GOAL:
Locate the word "name" in the entries below, then gather every line that holds it.

INFORMATION SUPPLIED:
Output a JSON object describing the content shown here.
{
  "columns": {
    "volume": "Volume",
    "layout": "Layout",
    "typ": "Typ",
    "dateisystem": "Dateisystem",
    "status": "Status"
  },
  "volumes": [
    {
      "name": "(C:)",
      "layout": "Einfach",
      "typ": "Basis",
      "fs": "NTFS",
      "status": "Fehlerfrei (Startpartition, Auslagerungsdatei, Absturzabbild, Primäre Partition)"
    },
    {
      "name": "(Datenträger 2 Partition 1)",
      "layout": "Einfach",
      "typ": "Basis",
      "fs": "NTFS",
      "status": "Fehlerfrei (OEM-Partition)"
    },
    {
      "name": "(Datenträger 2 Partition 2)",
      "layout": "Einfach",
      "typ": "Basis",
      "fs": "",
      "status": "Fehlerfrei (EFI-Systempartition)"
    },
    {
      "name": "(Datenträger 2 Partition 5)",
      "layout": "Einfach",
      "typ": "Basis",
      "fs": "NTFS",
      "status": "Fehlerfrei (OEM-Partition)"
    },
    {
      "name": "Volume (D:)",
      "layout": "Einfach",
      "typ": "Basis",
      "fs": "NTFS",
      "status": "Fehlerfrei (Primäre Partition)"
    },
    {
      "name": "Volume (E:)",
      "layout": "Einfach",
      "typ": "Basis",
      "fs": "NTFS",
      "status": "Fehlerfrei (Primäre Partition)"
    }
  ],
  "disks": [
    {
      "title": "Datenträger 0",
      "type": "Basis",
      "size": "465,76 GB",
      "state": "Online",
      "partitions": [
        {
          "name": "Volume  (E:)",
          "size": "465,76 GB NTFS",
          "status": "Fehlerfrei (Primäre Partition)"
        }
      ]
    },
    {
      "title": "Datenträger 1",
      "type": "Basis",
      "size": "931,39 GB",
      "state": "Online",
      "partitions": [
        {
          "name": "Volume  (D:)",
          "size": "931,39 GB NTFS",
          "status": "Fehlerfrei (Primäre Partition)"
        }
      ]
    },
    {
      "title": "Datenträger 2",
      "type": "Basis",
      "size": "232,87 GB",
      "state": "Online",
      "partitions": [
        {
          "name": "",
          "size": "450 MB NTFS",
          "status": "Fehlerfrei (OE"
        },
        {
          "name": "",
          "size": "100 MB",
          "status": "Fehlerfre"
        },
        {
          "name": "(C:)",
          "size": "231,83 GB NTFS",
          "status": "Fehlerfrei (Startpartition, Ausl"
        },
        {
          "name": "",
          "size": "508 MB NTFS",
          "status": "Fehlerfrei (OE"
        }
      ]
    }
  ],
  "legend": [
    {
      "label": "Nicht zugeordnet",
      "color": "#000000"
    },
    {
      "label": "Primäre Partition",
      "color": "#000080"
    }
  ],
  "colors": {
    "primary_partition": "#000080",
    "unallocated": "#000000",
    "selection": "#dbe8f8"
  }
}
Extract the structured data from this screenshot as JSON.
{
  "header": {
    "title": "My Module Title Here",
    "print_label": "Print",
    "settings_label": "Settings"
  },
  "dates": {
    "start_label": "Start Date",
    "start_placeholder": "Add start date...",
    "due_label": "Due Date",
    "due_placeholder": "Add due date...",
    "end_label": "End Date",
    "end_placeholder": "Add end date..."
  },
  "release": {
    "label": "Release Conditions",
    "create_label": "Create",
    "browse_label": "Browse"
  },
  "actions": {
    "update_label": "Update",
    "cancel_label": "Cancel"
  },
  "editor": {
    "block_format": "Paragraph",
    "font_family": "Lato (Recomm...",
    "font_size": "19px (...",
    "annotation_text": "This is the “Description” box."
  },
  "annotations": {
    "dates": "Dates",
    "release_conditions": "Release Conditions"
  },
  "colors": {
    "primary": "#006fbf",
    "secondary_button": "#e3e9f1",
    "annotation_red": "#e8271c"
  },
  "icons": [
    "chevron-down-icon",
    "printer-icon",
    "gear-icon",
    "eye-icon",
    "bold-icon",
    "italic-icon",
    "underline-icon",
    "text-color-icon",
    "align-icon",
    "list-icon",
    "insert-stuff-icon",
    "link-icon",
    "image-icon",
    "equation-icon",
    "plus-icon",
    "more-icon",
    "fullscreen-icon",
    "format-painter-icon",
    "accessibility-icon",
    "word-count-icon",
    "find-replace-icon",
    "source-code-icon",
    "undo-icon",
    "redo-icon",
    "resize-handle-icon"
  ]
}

TASK SOLUTION:
      "name": "(C:)",
      "name": "(Datenträger 2 Partition 1)",
      "name": "(Datenträger 2 Partition 2)",
      "name": "(Datenträger 2 Partition 5)",
      "name": "Volume (D:)",
      "name": "Volume (E:)",
          "name": "Volume  (E:)",
          "name": "Volume  (D:)",
          "name": "",
          "name": "",
          "name": "(C:)",
          "name": "",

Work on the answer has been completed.